Look through the data below. Collect every line where the word "которая" occurs.

SUPPLIED DATA:
○ ○ ○ ○
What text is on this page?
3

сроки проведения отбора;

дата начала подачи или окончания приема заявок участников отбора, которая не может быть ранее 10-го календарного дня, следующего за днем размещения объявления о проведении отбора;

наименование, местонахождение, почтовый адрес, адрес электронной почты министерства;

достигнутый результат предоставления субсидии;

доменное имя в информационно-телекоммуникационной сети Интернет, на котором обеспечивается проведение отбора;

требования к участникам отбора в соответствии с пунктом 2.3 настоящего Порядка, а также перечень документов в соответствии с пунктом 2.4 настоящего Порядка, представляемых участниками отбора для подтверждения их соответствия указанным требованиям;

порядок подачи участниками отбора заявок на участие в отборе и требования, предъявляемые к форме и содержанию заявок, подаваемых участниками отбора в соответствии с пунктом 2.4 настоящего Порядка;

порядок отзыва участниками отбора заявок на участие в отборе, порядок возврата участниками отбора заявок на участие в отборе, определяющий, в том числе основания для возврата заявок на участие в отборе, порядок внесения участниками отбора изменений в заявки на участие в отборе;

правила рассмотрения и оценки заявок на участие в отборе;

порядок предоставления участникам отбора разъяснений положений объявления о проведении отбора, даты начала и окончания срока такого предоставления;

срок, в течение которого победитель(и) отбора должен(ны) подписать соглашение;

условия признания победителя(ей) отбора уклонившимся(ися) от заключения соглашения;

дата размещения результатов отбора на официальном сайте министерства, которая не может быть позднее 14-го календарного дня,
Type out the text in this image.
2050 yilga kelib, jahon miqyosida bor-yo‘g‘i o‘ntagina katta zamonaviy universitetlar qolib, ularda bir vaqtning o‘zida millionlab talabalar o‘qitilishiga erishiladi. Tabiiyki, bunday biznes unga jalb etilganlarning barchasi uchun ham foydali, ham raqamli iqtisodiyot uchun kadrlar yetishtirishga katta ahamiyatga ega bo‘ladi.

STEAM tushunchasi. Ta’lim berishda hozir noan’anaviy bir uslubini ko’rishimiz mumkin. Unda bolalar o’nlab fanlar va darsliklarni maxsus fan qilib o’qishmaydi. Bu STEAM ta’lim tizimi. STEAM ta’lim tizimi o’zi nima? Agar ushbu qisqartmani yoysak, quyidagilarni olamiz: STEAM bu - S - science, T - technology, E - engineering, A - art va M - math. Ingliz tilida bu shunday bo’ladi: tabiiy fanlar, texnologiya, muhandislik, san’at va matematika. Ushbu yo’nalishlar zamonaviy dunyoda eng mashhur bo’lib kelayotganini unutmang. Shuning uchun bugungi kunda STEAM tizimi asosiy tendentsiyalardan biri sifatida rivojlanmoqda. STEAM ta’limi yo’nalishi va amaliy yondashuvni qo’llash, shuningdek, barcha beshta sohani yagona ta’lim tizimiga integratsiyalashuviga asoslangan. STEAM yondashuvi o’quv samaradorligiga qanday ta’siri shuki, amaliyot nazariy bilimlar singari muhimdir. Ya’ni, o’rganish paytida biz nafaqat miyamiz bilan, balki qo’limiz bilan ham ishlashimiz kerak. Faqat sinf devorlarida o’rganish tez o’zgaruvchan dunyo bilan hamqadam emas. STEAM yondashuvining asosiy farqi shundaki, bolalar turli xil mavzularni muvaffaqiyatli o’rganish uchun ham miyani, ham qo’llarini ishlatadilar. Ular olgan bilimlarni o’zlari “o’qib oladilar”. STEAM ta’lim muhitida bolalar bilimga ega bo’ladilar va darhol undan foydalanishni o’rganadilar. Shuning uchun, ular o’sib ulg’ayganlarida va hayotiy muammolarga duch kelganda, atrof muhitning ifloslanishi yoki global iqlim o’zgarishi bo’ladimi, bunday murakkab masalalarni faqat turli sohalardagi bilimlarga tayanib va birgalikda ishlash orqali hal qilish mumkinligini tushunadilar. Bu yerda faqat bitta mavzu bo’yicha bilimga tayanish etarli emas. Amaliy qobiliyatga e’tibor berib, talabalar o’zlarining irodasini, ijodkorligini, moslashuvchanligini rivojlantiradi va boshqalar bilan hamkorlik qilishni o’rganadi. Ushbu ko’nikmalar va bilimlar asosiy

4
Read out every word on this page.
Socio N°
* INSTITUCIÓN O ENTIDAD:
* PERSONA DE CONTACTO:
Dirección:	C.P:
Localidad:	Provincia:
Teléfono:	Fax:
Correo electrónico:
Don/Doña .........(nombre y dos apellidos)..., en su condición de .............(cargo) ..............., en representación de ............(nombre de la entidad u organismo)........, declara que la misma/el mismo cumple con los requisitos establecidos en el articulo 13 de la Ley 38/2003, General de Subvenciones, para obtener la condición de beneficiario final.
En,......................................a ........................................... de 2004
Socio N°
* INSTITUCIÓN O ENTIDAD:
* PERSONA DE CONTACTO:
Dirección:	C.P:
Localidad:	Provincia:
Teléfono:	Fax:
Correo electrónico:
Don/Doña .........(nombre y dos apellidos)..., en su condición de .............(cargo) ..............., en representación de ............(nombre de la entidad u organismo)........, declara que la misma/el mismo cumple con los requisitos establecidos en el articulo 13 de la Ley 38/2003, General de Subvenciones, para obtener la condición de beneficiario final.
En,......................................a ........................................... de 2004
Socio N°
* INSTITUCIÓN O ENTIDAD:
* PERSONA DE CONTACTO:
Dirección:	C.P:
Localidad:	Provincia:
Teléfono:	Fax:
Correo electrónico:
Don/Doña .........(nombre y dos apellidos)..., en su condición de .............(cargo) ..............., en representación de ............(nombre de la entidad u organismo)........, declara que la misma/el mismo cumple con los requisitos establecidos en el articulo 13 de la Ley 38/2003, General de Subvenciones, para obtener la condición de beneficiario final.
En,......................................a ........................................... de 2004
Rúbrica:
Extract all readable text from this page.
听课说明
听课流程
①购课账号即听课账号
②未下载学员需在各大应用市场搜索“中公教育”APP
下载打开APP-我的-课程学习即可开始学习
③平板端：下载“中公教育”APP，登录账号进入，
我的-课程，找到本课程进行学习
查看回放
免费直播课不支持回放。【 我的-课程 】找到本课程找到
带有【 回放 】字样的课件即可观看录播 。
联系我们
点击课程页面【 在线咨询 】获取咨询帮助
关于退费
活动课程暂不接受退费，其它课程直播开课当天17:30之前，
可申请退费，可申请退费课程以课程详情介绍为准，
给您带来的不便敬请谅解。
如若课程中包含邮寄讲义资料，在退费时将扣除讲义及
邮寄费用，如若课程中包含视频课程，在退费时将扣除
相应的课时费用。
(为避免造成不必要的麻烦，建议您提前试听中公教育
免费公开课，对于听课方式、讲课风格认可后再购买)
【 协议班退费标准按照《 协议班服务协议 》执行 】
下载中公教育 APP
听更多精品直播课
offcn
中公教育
○ ○ ○ ○
TASK RESPONSE:
дата начала подачи или окончания приема заявок участников отбора, которая не может быть ранее 10-го календарного дня, следующего за днем размещения объявления о проведении отбора;
дата размещения результатов отбора на официальном сайте министерства, которая не может быть позднее 14-го календарного дня,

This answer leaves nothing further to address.